Within the records that follow, find every line containing the string "prior". Copy those lines.
★ ★ ★
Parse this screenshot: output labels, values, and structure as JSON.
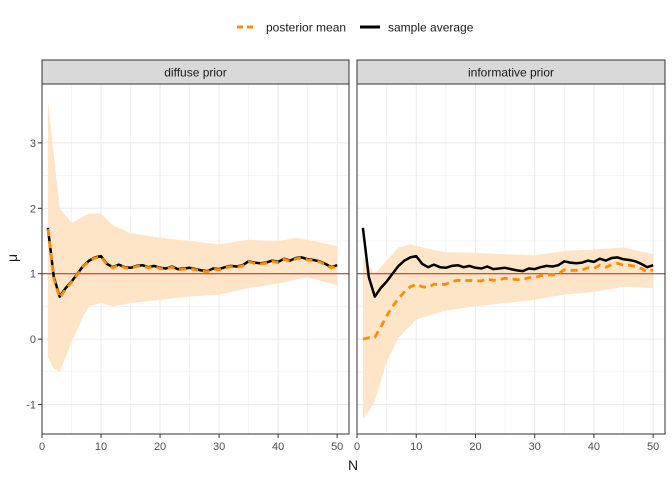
{
  "legend": {
    "position": "top",
    "items": [
      {
        "label": "posterior mean",
        "color": "#FF8C00",
        "style": "dashed"
      },
      {
        "label": "sample average",
        "color": "#000000",
        "style": "solid"
      }
    ]
  },
  "chart_data": {
    "type": "line",
    "layout": "faceted",
    "xlabel": "N",
    "ylabel": "μ",
    "xlim": [
      0,
      52
    ],
    "ylim": [
      -1.45,
      3.9
    ],
    "xticks": [
      0,
      10,
      20,
      30,
      40,
      50
    ],
    "yticks": [
      -1,
      0,
      1,
      2,
      3
    ],
    "grid": true,
    "reference_line": {
      "y": 1,
      "color": "#B22222"
    },
    "band_color": "#FFE4C4",
    "sample_average": [
      [
        1,
        1.7
      ],
      [
        2,
        0.95
      ],
      [
        3,
        0.65
      ],
      [
        4,
        0.78
      ],
      [
        5,
        0.88
      ],
      [
        6,
        1.0
      ],
      [
        7,
        1.12
      ],
      [
        8,
        1.2
      ],
      [
        9,
        1.25
      ],
      [
        10,
        1.27
      ],
      [
        11,
        1.15
      ],
      [
        12,
        1.1
      ],
      [
        13,
        1.14
      ],
      [
        14,
        1.1
      ],
      [
        15,
        1.09
      ],
      [
        16,
        1.12
      ],
      [
        17,
        1.13
      ],
      [
        18,
        1.1
      ],
      [
        19,
        1.12
      ],
      [
        20,
        1.09
      ],
      [
        21,
        1.08
      ],
      [
        22,
        1.11
      ],
      [
        23,
        1.07
      ],
      [
        24,
        1.08
      ],
      [
        25,
        1.09
      ],
      [
        26,
        1.07
      ],
      [
        27,
        1.05
      ],
      [
        28,
        1.04
      ],
      [
        29,
        1.08
      ],
      [
        30,
        1.07
      ],
      [
        31,
        1.1
      ],
      [
        32,
        1.12
      ],
      [
        33,
        1.11
      ],
      [
        34,
        1.13
      ],
      [
        35,
        1.19
      ],
      [
        36,
        1.17
      ],
      [
        37,
        1.16
      ],
      [
        38,
        1.17
      ],
      [
        39,
        1.2
      ],
      [
        40,
        1.18
      ],
      [
        41,
        1.23
      ],
      [
        42,
        1.2
      ],
      [
        43,
        1.24
      ],
      [
        44,
        1.25
      ],
      [
        45,
        1.22
      ],
      [
        46,
        1.21
      ],
      [
        47,
        1.19
      ],
      [
        48,
        1.15
      ],
      [
        49,
        1.1
      ],
      [
        50,
        1.13
      ]
    ],
    "facets": [
      {
        "title": "diffuse prior",
        "posterior_mean": [
          [
            1,
            1.68
          ],
          [
            2,
            0.92
          ],
          [
            3,
            0.63
          ],
          [
            4,
            0.76
          ],
          [
            5,
            0.87
          ],
          [
            6,
            0.99
          ],
          [
            7,
            1.11
          ],
          [
            8,
            1.19
          ],
          [
            9,
            1.24
          ],
          [
            10,
            1.26
          ],
          [
            11,
            1.14
          ],
          [
            12,
            1.09
          ],
          [
            13,
            1.13
          ],
          [
            14,
            1.09
          ],
          [
            15,
            1.08
          ],
          [
            16,
            1.11
          ],
          [
            17,
            1.12
          ],
          [
            18,
            1.09
          ],
          [
            19,
            1.11
          ],
          [
            20,
            1.08
          ],
          [
            21,
            1.07
          ],
          [
            22,
            1.1
          ],
          [
            23,
            1.06
          ],
          [
            24,
            1.07
          ],
          [
            25,
            1.08
          ],
          [
            26,
            1.06
          ],
          [
            27,
            1.04
          ],
          [
            28,
            1.03
          ],
          [
            29,
            1.07
          ],
          [
            30,
            1.06
          ],
          [
            31,
            1.09
          ],
          [
            32,
            1.11
          ],
          [
            33,
            1.1
          ],
          [
            34,
            1.12
          ],
          [
            35,
            1.18
          ],
          [
            36,
            1.16
          ],
          [
            37,
            1.15
          ],
          [
            38,
            1.16
          ],
          [
            39,
            1.19
          ],
          [
            40,
            1.17
          ],
          [
            41,
            1.22
          ],
          [
            42,
            1.19
          ],
          [
            43,
            1.23
          ],
          [
            44,
            1.24
          ],
          [
            45,
            1.21
          ],
          [
            46,
            1.2
          ],
          [
            47,
            1.18
          ],
          [
            48,
            1.14
          ],
          [
            49,
            1.09
          ],
          [
            50,
            1.12
          ]
        ],
        "band_upper": [
          [
            1,
            3.65
          ],
          [
            3,
            2.0
          ],
          [
            5,
            1.78
          ],
          [
            8,
            1.92
          ],
          [
            10,
            1.92
          ],
          [
            12,
            1.74
          ],
          [
            15,
            1.62
          ],
          [
            20,
            1.55
          ],
          [
            25,
            1.5
          ],
          [
            30,
            1.45
          ],
          [
            35,
            1.52
          ],
          [
            40,
            1.5
          ],
          [
            43,
            1.55
          ],
          [
            46,
            1.5
          ],
          [
            50,
            1.42
          ]
        ],
        "band_lower": [
          [
            1,
            -0.28
          ],
          [
            2,
            -0.45
          ],
          [
            3,
            -0.5
          ],
          [
            5,
            -0.05
          ],
          [
            7,
            0.35
          ],
          [
            8,
            0.5
          ],
          [
            10,
            0.55
          ],
          [
            12,
            0.5
          ],
          [
            15,
            0.55
          ],
          [
            20,
            0.6
          ],
          [
            25,
            0.65
          ],
          [
            30,
            0.68
          ],
          [
            35,
            0.78
          ],
          [
            40,
            0.85
          ],
          [
            45,
            0.95
          ],
          [
            50,
            0.82
          ]
        ]
      },
      {
        "title": "informative prior",
        "posterior_mean": [
          [
            1,
            0.0
          ],
          [
            2,
            0.02
          ],
          [
            3,
            0.03
          ],
          [
            4,
            0.18
          ],
          [
            5,
            0.35
          ],
          [
            6,
            0.5
          ],
          [
            7,
            0.62
          ],
          [
            8,
            0.72
          ],
          [
            9,
            0.8
          ],
          [
            10,
            0.84
          ],
          [
            11,
            0.8
          ],
          [
            12,
            0.79
          ],
          [
            13,
            0.84
          ],
          [
            14,
            0.83
          ],
          [
            15,
            0.84
          ],
          [
            16,
            0.88
          ],
          [
            17,
            0.9
          ],
          [
            18,
            0.89
          ],
          [
            19,
            0.9
          ],
          [
            20,
            0.89
          ],
          [
            21,
            0.89
          ],
          [
            22,
            0.92
          ],
          [
            23,
            0.9
          ],
          [
            24,
            0.91
          ],
          [
            25,
            0.93
          ],
          [
            26,
            0.92
          ],
          [
            27,
            0.91
          ],
          [
            28,
            0.91
          ],
          [
            29,
            0.94
          ],
          [
            30,
            0.94
          ],
          [
            31,
            0.97
          ],
          [
            32,
            0.98
          ],
          [
            33,
            0.98
          ],
          [
            34,
            1.0
          ],
          [
            35,
            1.06
          ],
          [
            36,
            1.05
          ],
          [
            37,
            1.05
          ],
          [
            38,
            1.06
          ],
          [
            39,
            1.09
          ],
          [
            40,
            1.08
          ],
          [
            41,
            1.13
          ],
          [
            42,
            1.1
          ],
          [
            43,
            1.14
          ],
          [
            44,
            1.16
          ],
          [
            45,
            1.13
          ],
          [
            46,
            1.13
          ],
          [
            47,
            1.11
          ],
          [
            48,
            1.08
          ],
          [
            49,
            1.03
          ],
          [
            50,
            1.06
          ]
        ],
        "band_upper": [
          [
            1,
            1.25
          ],
          [
            3,
            1.0
          ],
          [
            5,
            1.2
          ],
          [
            7,
            1.4
          ],
          [
            9,
            1.45
          ],
          [
            12,
            1.38
          ],
          [
            15,
            1.33
          ],
          [
            20,
            1.32
          ],
          [
            25,
            1.3
          ],
          [
            30,
            1.28
          ],
          [
            35,
            1.35
          ],
          [
            40,
            1.37
          ],
          [
            45,
            1.4
          ],
          [
            50,
            1.3
          ]
        ],
        "band_lower": [
          [
            1,
            -1.22
          ],
          [
            2,
            -1.1
          ],
          [
            3,
            -0.95
          ],
          [
            5,
            -0.35
          ],
          [
            7,
            0.02
          ],
          [
            10,
            0.3
          ],
          [
            15,
            0.44
          ],
          [
            20,
            0.5
          ],
          [
            25,
            0.55
          ],
          [
            30,
            0.6
          ],
          [
            35,
            0.68
          ],
          [
            40,
            0.72
          ],
          [
            45,
            0.8
          ],
          [
            50,
            0.78
          ]
        ]
      }
    ]
  }
}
★ ★ ★
COMPLETE OUTPUT
        "title": "diffuse prior",
        "title": "informative prior",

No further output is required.